[Exercise aim]: Copy out all lines with the word "обеих" in them.

* Begin Supplied records *

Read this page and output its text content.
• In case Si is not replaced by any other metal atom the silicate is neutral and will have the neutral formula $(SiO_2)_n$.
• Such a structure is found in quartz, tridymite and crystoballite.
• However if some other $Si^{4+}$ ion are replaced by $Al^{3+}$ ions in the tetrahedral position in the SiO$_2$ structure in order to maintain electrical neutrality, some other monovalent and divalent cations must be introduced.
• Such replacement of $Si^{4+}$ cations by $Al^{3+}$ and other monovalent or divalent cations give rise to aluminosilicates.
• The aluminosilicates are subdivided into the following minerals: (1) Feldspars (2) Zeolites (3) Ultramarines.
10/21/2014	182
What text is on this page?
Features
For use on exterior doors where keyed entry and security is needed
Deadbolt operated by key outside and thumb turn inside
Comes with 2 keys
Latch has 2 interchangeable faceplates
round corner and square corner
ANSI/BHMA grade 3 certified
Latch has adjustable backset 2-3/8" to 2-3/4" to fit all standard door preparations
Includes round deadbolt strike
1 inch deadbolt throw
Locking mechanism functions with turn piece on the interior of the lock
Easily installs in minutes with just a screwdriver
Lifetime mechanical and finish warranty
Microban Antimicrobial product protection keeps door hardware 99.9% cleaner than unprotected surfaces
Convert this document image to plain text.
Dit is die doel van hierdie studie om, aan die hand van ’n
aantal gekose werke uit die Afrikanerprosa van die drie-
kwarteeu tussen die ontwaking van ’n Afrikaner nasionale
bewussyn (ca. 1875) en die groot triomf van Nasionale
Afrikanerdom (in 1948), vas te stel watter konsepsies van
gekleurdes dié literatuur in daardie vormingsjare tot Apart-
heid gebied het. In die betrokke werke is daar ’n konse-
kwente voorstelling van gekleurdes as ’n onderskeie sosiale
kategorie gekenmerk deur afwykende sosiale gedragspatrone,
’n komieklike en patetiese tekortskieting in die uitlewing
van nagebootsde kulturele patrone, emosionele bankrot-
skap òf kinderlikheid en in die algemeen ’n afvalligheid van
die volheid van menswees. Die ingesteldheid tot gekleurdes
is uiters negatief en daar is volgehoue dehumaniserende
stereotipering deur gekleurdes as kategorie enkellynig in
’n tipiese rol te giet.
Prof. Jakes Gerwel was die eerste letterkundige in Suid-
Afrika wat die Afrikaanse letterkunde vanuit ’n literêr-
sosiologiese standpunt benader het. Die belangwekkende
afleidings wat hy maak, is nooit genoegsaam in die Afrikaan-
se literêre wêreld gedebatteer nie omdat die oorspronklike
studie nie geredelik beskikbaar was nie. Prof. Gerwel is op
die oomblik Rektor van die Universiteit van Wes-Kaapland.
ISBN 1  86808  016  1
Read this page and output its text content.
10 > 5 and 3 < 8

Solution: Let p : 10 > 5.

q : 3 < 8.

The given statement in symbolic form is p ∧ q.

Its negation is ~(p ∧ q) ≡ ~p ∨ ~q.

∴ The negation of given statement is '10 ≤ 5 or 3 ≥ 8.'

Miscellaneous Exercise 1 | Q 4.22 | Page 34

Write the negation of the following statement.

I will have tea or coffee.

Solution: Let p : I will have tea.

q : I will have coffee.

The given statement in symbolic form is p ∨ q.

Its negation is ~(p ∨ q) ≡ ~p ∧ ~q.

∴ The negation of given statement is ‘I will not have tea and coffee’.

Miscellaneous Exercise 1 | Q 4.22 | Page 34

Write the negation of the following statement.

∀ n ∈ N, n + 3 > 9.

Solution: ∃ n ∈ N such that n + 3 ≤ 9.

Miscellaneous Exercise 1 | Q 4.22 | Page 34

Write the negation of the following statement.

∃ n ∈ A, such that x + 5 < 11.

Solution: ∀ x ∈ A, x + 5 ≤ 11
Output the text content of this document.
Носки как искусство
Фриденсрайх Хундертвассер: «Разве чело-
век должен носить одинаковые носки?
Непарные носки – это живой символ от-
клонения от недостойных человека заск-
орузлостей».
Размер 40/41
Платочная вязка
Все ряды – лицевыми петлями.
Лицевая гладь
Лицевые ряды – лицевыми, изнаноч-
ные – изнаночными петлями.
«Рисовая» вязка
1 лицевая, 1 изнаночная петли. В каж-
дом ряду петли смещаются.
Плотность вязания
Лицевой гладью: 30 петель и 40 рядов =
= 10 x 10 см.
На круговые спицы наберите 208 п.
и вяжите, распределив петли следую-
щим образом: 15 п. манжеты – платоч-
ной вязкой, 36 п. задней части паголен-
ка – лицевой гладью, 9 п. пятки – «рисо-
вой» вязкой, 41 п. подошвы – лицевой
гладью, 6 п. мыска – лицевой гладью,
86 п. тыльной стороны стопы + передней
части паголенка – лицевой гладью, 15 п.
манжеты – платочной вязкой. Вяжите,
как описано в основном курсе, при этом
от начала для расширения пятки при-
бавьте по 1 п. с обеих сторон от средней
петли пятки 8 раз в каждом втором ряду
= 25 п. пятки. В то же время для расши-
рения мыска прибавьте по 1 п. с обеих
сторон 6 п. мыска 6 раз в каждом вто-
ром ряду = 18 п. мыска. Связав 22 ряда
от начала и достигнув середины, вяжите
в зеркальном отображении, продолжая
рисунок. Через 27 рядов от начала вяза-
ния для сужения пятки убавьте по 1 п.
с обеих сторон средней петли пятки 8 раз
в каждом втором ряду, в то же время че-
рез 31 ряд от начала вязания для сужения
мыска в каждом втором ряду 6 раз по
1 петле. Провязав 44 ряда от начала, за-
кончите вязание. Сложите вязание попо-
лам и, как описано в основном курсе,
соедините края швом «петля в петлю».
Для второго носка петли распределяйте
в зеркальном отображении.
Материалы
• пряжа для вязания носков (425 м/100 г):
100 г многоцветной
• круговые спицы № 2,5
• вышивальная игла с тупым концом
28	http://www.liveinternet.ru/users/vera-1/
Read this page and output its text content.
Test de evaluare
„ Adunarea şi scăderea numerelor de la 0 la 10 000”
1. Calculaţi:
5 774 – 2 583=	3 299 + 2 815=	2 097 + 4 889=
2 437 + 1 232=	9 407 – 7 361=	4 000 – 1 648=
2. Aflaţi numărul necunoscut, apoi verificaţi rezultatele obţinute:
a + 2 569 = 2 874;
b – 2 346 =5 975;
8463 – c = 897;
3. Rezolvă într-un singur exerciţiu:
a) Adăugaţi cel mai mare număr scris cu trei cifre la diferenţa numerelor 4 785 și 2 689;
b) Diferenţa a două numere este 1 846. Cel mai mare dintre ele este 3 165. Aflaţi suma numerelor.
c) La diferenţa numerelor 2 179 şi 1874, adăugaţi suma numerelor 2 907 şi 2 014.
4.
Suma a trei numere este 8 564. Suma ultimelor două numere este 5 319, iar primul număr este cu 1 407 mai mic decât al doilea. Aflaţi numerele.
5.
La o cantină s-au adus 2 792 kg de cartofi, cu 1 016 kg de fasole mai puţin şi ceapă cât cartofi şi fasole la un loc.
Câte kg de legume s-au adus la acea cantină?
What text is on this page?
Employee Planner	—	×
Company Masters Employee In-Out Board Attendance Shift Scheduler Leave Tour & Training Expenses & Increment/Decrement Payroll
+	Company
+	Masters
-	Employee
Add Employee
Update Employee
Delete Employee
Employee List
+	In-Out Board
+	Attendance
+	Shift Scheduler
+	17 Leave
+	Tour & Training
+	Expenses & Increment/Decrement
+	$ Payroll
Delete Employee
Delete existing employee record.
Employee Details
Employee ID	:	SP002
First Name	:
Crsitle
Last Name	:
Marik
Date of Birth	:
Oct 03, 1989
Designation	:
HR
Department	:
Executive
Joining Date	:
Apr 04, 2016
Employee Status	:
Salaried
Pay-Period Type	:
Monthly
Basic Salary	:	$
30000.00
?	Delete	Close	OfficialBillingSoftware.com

* End Supplied records *

[Expected answer]:
бавьте по 1 п. с обеих сторон от средней
рения мыска прибавьте по 1 п. с обеих
с обеих сторон средней петли пятки 8 раз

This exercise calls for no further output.